Short task >>
Return all entries word for word, but drop any images.

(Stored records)

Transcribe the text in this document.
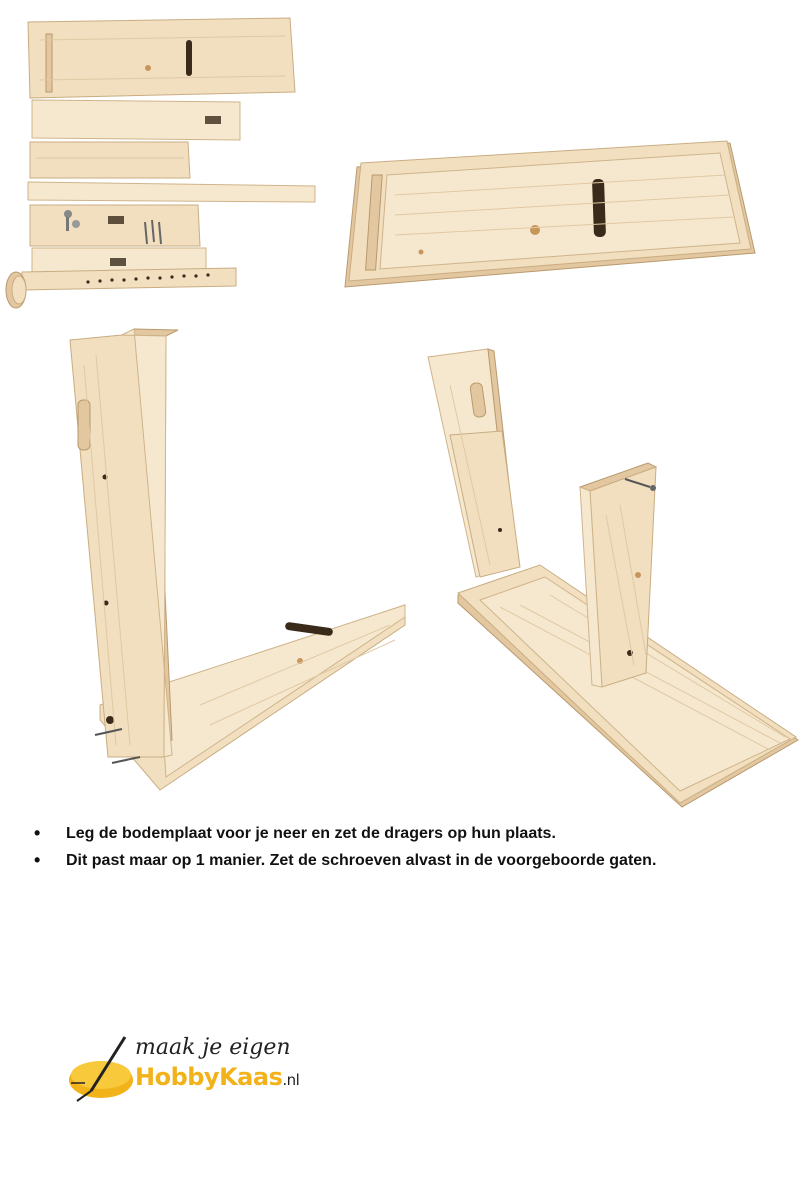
• Leg de bodemplaat voor je neer en zet de dragers op hun plaats.
• Dit past maar op 1 manier. Zet de schroeven alvast in de voorgeboorde gaten.
maak je eigen
HobbyKaas.nl
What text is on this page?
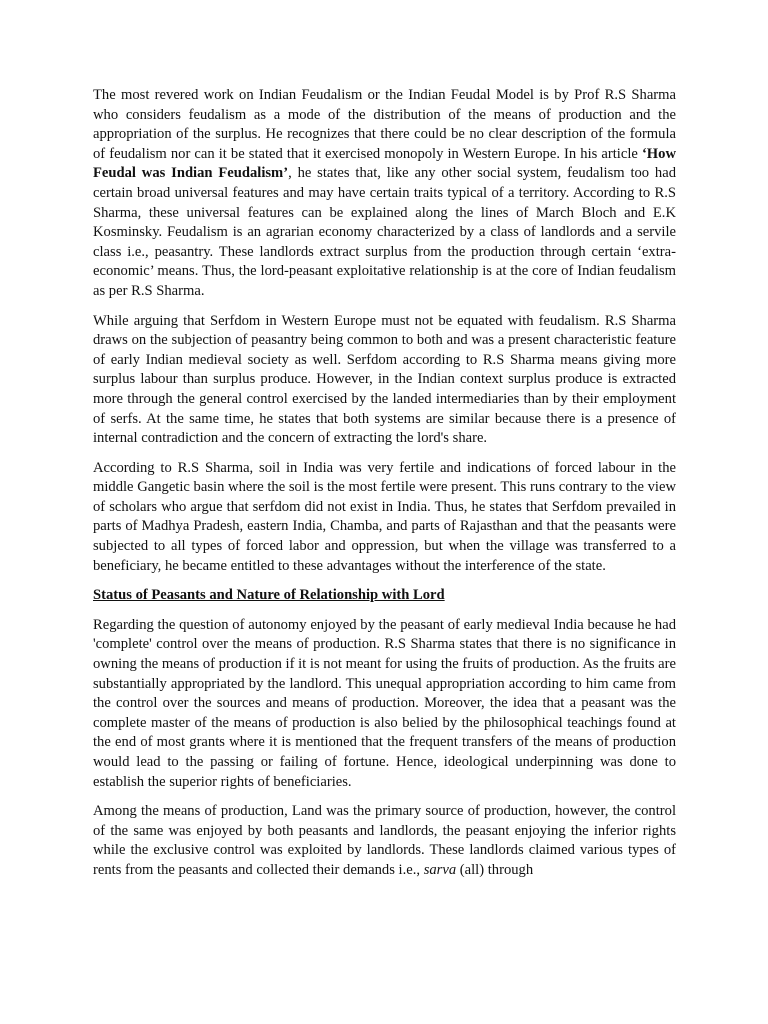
The most revered work on Indian Feudalism or the Indian Feudal Model is by Prof R.S Sharma who considers feudalism as a mode of the distribution of the means of production and the appropriation of the surplus. He recognizes that there could be no clear description of the formula of feudalism nor can it be stated that it exercised monopoly in Western Europe. In his article ‘How Feudal was Indian Feudalism’, he states that, like any other social system, feudalism too had certain broad universal features and may have certain traits typical of a territory. According to R.S Sharma, these universal features can be explained along the lines of March Bloch and E.K Kosminsky. Feudalism is an agrarian economy characterized by a class of landlords and a servile class i.e., peasantry. These landlords extract surplus from the production through certain ‘extra-economic’ means. Thus, the lord-peasant exploitative relationship is at the core of Indian feudalism as per R.S Sharma.

While arguing that Serfdom in Western Europe must not be equated with feudalism. R.S Sharma draws on the subjection of peasantry being common to both and was a present characteristic feature of early Indian medieval society as well. Serfdom according to R.S Sharma means giving more surplus labour than surplus produce. However, in the Indian context surplus produce is extracted more through the general control exercised by the landed intermediaries than by their employment of serfs. At the same time, he states that both systems are similar because there is a presence of internal contradiction and the concern of extracting the lord's share.

According to R.S Sharma, soil in India was very fertile and indications of forced labour in the middle Gangetic basin where the soil is the most fertile were present. This runs contrary to the view of scholars who argue that serfdom did not exist in India. Thus, he states that Serfdom prevailed in parts of Madhya Pradesh, eastern India, Chamba, and parts of Rajasthan and that the peasants were subjected to all types of forced labor and oppression, but when the village was transferred to a beneficiary, he became entitled to these advantages without the interference of the state.

Status of Peasants and Nature of Relationship with Lord

Regarding the question of autonomy enjoyed by the peasant of early medieval India because he had 'complete' control over the means of production. R.S Sharma states that there is no significance in owning the means of production if it is not meant for using the fruits of production. As the fruits are substantially appropriated by the landlord. This unequal appropriation according to him came from the control over the sources and means of production. Moreover, the idea that a peasant was the complete master of the means of production is also belied by the philosophical teachings found at the end of most grants where it is mentioned that the frequent transfers of the means of production would lead to the passing or failing of fortune. Hence, ideological underpinning was done to establish the superior rights of beneficiaries.

Among the means of production, Land was the primary source of production, however, the control of the same was enjoyed by both peasants and landlords, the peasant enjoying the inferior rights while the exclusive control was exploited by landlords. These landlords claimed various types of rents from the peasants and collected their demands i.e., sarva (all) through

Answer in full >>
Transcribe the text in this document.
• Leg de bodemplaat voor je neer en zet de dragers op hun plaats.
• Dit past maar op 1 manier. Zet de schroeven alvast in de voorgeboorde gaten.
maak je eigen
HobbyKaas.nl
What text is on this page?
The most revered work on Indian Feudalism or the Indian Feudal Model is by Prof R.S Sharma who considers feudalism as a mode of the distribution of the means of production and the appropriation of the surplus. He recognizes that there could be no clear description of the formula of feudalism nor can it be stated that it exercised monopoly in Western Europe. In his article ‘How Feudal was Indian Feudalism’, he states that, like any other social system, feudalism too had certain broad universal features and may have certain traits typical of a territory. According to R.S Sharma, these universal features can be explained along the lines of March Bloch and E.K Kosminsky. Feudalism is an agrarian economy characterized by a class of landlords and a servile class i.e., peasantry. These landlords extract surplus from the production through certain ‘extra-economic’ means. Thus, the lord-peasant exploitative relationship is at the core of Indian feudalism as per R.S Sharma.

While arguing that Serfdom in Western Europe must not be equated with feudalism. R.S Sharma draws on the subjection of peasantry being common to both and was a present characteristic feature of early Indian medieval society as well. Serfdom according to R.S Sharma means giving more surplus labour than surplus produce. However, in the Indian context surplus produce is extracted more through the general control exercised by the landed intermediaries than by their employment of serfs. At the same time, he states that both systems are similar because there is a presence of internal contradiction and the concern of extracting the lord's share.

According to R.S Sharma, soil in India was very fertile and indications of forced labour in the middle Gangetic basin where the soil is the most fertile were present. This runs contrary to the view of scholars who argue that serfdom did not exist in India. Thus, he states that Serfdom prevailed in parts of Madhya Pradesh, eastern India, Chamba, and parts of Rajasthan and that the peasants were subjected to all types of forced labor and oppression, but when the village was transferred to a beneficiary, he became entitled to these advantages without the interference of the state.

Status of Peasants and Nature of Relationship with Lord

Regarding the question of autonomy enjoyed by the peasant of early medieval India because he had 'complete' control over the means of production. R.S Sharma states that there is no significance in owning the means of production if it is not meant for using the fruits of production. As the fruits are substantially appropriated by the landlord. This unequal appropriation according to him came from the control over the sources and means of production. Moreover, the idea that a peasant was the complete master of the means of production is also belied by the philosophical teachings found at the end of most grants where it is mentioned that the frequent transfers of the means of production would lead to the passing or failing of fortune. Hence, ideological underpinning was done to establish the superior rights of beneficiaries.

Among the means of production, Land was the primary source of production, however, the control of the same was enjoyed by both peasants and landlords, the peasant enjoying the inferior rights while the exclusive control was exploited by landlords. These landlords claimed various types of rents from the peasants and collected their demands i.e., sarva (all) through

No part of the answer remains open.